→ **Extracted data entries**

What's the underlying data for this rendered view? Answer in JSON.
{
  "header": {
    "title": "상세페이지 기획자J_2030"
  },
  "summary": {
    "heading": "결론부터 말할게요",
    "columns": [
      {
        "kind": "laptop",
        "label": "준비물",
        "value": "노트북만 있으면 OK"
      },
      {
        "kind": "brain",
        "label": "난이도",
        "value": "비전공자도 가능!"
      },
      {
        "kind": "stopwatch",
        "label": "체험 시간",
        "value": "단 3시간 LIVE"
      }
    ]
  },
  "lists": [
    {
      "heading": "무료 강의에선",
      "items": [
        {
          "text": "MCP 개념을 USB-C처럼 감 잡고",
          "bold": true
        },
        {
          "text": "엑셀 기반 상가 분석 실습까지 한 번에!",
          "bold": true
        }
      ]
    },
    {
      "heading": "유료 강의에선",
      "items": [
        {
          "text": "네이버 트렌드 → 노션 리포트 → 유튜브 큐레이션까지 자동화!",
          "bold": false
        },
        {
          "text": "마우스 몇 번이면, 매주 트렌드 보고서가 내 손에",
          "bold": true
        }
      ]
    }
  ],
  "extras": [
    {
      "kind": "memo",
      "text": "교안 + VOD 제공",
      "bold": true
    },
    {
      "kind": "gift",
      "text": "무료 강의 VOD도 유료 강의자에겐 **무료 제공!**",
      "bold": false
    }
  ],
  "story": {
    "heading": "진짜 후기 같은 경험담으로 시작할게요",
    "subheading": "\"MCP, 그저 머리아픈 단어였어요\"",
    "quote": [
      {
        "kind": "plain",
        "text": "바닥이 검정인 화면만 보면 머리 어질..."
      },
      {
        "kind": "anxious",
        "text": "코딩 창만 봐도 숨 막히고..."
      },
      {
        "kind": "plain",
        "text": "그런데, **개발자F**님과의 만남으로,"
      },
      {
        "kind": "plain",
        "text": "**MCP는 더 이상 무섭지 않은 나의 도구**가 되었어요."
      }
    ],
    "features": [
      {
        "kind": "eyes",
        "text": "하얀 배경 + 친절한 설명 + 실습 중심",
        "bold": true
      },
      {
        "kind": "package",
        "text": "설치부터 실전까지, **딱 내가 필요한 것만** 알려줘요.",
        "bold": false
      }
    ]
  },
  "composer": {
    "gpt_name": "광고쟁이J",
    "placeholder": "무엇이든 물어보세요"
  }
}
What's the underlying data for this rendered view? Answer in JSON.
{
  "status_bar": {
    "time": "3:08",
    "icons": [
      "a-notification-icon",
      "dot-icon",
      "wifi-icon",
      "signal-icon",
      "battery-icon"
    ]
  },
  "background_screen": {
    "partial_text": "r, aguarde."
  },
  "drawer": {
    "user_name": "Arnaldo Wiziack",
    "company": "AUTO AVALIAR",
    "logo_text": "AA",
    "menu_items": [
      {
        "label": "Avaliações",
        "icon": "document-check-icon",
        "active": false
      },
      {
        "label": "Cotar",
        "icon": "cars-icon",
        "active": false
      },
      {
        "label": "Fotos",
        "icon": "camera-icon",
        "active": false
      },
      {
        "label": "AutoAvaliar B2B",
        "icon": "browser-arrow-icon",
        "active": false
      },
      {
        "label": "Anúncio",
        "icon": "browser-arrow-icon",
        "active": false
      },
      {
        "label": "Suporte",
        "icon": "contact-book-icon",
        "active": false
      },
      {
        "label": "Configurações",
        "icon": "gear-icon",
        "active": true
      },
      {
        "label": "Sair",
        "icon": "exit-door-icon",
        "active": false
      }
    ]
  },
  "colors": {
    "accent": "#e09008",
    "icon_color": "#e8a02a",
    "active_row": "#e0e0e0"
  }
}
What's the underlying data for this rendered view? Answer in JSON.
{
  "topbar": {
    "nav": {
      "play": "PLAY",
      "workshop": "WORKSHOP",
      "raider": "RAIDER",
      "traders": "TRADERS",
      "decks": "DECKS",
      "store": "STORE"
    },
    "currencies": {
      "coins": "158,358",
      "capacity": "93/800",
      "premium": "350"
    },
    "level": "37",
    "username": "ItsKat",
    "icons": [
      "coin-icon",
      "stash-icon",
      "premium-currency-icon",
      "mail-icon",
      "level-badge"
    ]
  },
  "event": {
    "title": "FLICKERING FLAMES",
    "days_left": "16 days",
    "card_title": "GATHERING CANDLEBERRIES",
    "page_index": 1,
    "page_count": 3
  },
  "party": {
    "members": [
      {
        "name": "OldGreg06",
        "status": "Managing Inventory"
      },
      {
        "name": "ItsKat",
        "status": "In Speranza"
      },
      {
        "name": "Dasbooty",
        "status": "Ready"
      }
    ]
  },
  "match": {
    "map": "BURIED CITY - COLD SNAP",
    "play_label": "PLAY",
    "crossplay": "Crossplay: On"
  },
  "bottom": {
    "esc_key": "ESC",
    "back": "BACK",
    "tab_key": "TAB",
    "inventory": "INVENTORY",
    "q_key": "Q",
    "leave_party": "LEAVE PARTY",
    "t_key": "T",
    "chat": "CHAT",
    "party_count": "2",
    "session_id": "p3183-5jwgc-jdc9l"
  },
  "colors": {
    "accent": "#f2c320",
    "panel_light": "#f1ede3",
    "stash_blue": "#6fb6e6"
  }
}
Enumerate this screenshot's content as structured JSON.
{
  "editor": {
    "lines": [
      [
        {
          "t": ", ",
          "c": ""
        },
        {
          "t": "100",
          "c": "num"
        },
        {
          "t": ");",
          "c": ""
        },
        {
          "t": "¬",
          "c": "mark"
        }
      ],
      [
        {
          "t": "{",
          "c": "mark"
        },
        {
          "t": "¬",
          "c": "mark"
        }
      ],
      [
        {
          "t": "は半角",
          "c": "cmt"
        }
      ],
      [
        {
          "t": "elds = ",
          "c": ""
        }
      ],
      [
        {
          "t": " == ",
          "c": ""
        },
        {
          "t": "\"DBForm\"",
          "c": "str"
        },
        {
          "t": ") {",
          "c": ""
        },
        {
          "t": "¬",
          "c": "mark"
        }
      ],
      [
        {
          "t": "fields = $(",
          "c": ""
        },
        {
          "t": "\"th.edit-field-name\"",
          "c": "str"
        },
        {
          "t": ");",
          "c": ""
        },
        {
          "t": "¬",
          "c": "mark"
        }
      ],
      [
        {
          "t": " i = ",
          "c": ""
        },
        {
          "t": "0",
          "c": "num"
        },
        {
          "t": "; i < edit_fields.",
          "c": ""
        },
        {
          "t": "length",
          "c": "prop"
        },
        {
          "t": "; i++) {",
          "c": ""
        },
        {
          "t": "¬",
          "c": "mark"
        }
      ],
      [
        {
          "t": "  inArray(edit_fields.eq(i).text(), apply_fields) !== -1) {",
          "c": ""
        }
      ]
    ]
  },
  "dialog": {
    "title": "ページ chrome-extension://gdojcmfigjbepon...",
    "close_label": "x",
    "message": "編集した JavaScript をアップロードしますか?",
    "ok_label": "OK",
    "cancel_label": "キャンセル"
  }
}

→ **Problem statement**
Tally the lines of the data that contain the string "kind" and report the total alone.

→ **Reply to the task**
11